— Begin Entries —

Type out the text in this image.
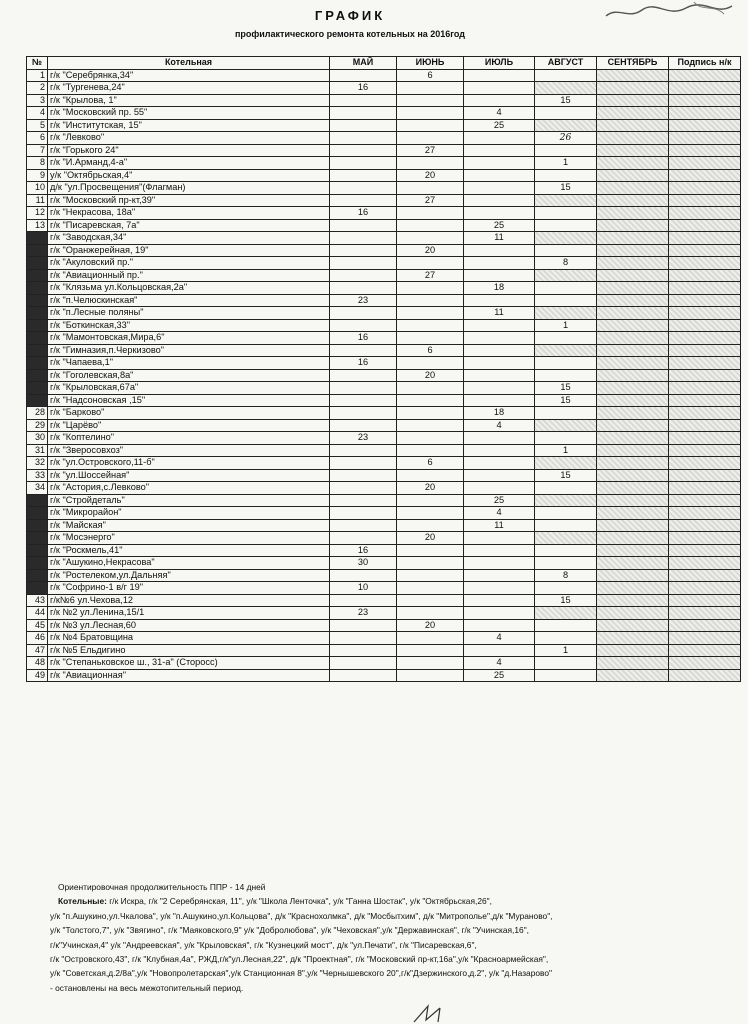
ГРАФИК
профилактического ремонта котельных на 2016год
№	Котельная	МАЙ	ИЮНЬ	ИЮЛЬ	АВГУСТ	СЕНТЯБРЬ	Подпись н/к
1	г/к "Серебрянка,34"		6				
2	г/к "Тургенева,24"	16					
3	г/к "Крылова, 1"				15		
4	г/к "Московский пр. 55"			4			
5	г/к "Институтская, 15"			25			
6	г/к "Левково"				26		
7	г/к "Горького 24"		27				
8	г/к "И.Арманд,4-а"				1		
9	у/к "Октябрьская,4"		20				
10	д/к "ул.Просвещения"(Флагман)				15		
11	г/к "Московский пр-кт,39"		27				
12	г/к "Некрасова, 18а"	16					
13	г/к "Писаревская, 7а"			25			
	г/к "Заводская,34"			11			
	г/к "Оранжерейная, 19"		20				
	г/к "Акуловский пр."				8		
	г/к "Авиационный пр."		27				
	г/к "Клязьма ул.Кольцовская,2а"			18			
	г/к "п.Челюскинская"	23					
	г/к "п.Лесные поляны"			11			
	г/к "Боткинская,33"				1		
	г/к "Мамонтовская,Мира,6"	16					
	г/к "Гимназия,п.Черкизово"		6				
	г/к "Чапаева,1"	16					
	г/к "Гоголевская,8а"		20				
	г/к "Крыловская,67а"				15		
	г/к "Надсоновская ,15"				15		
28	г/к "Барково"			18			
29	г/к "Царёво"			4			
30	г/к "Коптелино"	23					
31	г/к "Зверосовхоз"				1		
32	г/к "ул.Островского,11-б"		6				
33	г/к "ул.Шоссейная"				15		
34	г/к "Астория,с.Левково"		20				
	г/к "Стройдеталь"			25			
	г/к "Микрорайон"			4			
	г/к "Майская"			11			
	г/к "Мосэнерго"		20				
	г/к "Роскмель,41"	16					
	г/к "Ашукино,Некрасова"	30					
	г/к "Ростелеком,ул.Дальняя"				8		
	г/к "Софрино-1 в/г 19"	10					
43	г/к№6 ул.Чехова,12				15		
44	г/к №2 ул.Ленина,15/1	23					
45	г/к №3 ул.Лесная,60		20				
46	г/к №4 Братовщина			4			
47	г/к №5 Ельдигино				1		
48	г/к "Степаньковское ш., 31-а" (Стоpосс)			4			
49	г/к "Авиационная"			25			

Ориентировочная продолжительность ППР - 14 дней

Котельные: г/к Искра, г/к "2 Серебрянская, 11", у/к "Школа Ленточка", у/к "Ганна Шостак", у/к "Октябрьская,26",

у/к "п.Ашукино,ул.Чкалова", у/к "п.Ашукино,ул.Кольцова", д/к "Краснохолмка", д/к "Мосбытхим", д/к "Митрополье",д/к "Мураново",

у/к "Толстого,7", у/к "Звягино", г/к "Маяковского,9" у/к "Добролюбова", у/к "Чеховская",у/к "Державинская", г/к "Учинская,16",

г/к"Учинская,4" у/к "Андреевская", у/к "Крыловская", г/к "Кузнецкий мост", д/к "ул.Печати", г/к "Писаревская,6",

г/к "Островского,43", г/к "Клубная,4а", РЖД,г/к"ул.Лесная,22", д/к "Проектная", г/к "Московский пр-кт,16а",у/к "Красноармейская",

у/к "Советская,д.2/8а",у/к "Новопролетарская",у/к Станционная 8",у/к "Чернышевского 20",г/к"Дзержинского,д.2", у/к "д.Назарово"

- остановлены на весь межотопительный период.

— End Entries —

Exercise aim
Give the count of lines holding the word "Лесная" and nothing more.

Response for this exercise
2